### EXERCISE GOAL
In all the records below, switch every "x-tick-label" to "x-axis-tick" and write the lines out again with nothing else changed. Leave the pictures out.

### MATERIALS PROVIDED

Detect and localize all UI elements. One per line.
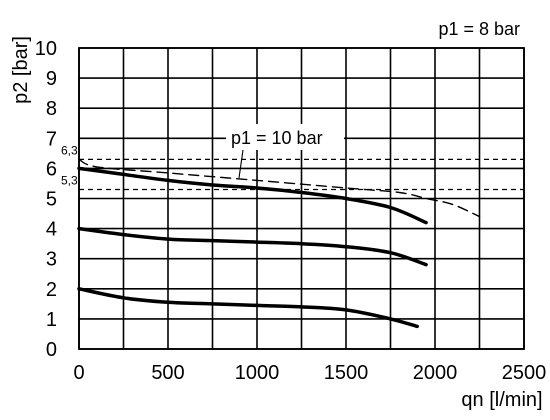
plot-frame [78,47,525,350]
y-tick-label: 5 [46,189,57,211]
reference-line-label: 6,3 [61,143,78,157]
annotation-leader [238,149,244,179]
chart-title: p1 = 8 bar [438,19,520,39]
series-line-2 [77,226,428,267]
x-tick-label: 2500 [502,362,547,384]
series-line-3 [77,287,419,329]
y-tick-label: 4 [46,219,57,241]
x-tick-label: 0 [73,362,84,384]
x-axis-label: qn [l/min] [461,389,542,411]
series-lines [77,158,481,329]
x-tick-label: 2000 [413,362,458,384]
y-tick-label: 8 [46,98,57,120]
grid [78,47,525,350]
series-line-1 [77,166,428,225]
x-tick-label: 500 [151,362,184,384]
y-tick-label: 6 [46,158,57,180]
y-tick-label: 1 [46,309,57,331]
reference-lines [79,158,524,191]
annotation-background [226,124,344,150]
reference-line-label: 5,3 [61,173,78,187]
y-tick-label: 2 [46,279,57,301]
x-tick-label: 1000 [235,362,280,384]
annotation-label: p1 = 10 bar [231,128,323,148]
y-tick-label: 0 [46,339,57,361]
y-tick-label: 10 [35,38,57,60]
y-tick-label: 9 [46,68,57,90]
series-line-p1-10bar [78,158,481,218]
y-tick-label: 7 [46,128,57,150]
labels: 6,3 5,3 0 500 1000 1500 2000 2500 0 1 2 3 4 5 6 7 8 9 10 qn… [10,19,546,411]
x-tick-label: 1500 [324,362,369,384]
y-axis-label: p2 [bar] [10,36,32,104]
y-tick-label: 3 [46,249,57,271]
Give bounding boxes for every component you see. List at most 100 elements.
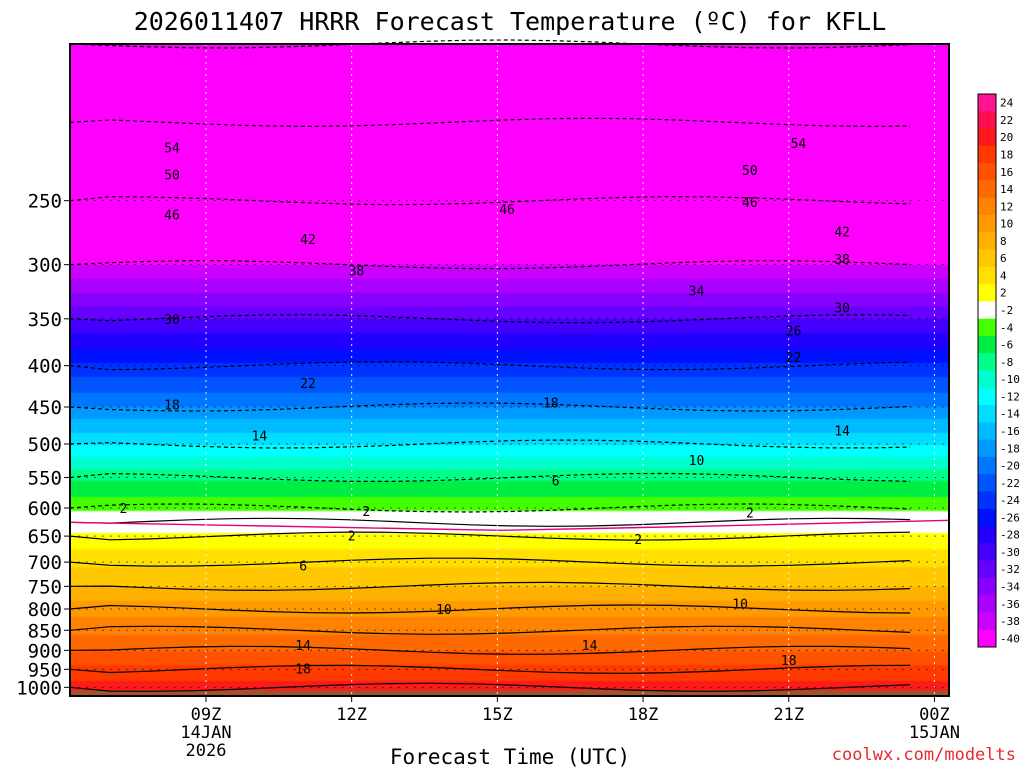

### ANSWER TO THIS PROBLEM
Detect and localize all UI elements. One per line.
plot-frame [78,47,525,350]
y-tick-label: 5 [46,189,57,211]
reference-line-label: 6,3 [61,143,78,157]
annotation-leader [238,149,244,179]
chart-title: p1 = 8 bar [438,19,520,39]
series-line-2 [77,226,428,267]
x-axis-tick: 2500 [502,362,547,384]
series-line-3 [77,287,419,329]
y-tick-label: 4 [46,219,57,241]
x-axis-tick: 0 [73,362,84,384]
x-axis-label: qn [l/min] [461,389,542,411]
series-lines [77,158,481,329]
x-axis-tick: 2000 [413,362,458,384]
y-tick-label: 8 [46,98,57,120]
grid [78,47,525,350]
series-line-1 [77,166,428,225]
x-axis-tick: 500 [151,362,184,384]
y-tick-label: 6 [46,158,57,180]
y-tick-label: 1 [46,309,57,331]
reference-lines [79,158,524,191]
annotation-background [226,124,344,150]
reference-line-label: 5,3 [61,173,78,187]
y-tick-label: 2 [46,279,57,301]
x-axis-tick: 1000 [235,362,280,384]
annotation-label: p1 = 10 bar [231,128,323,148]
y-tick-label: 0 [46,339,57,361]
y-tick-label: 10 [35,38,57,60]
y-tick-label: 9 [46,68,57,90]
series-line-p1-10bar [78,158,481,218]
y-tick-label: 7 [46,128,57,150]
labels: 6,3 5,3 0 500 1000 1500 2000 2500 0 1 2 3 4 5 6 7 8 9 10 qn… [10,19,546,411]
x-axis-tick: 1500 [324,362,369,384]
y-axis-label: p2 [bar] [10,36,32,104]
y-tick-label: 3 [46,249,57,271]
Give bounding boxes for every component you see. List at most 100 elements.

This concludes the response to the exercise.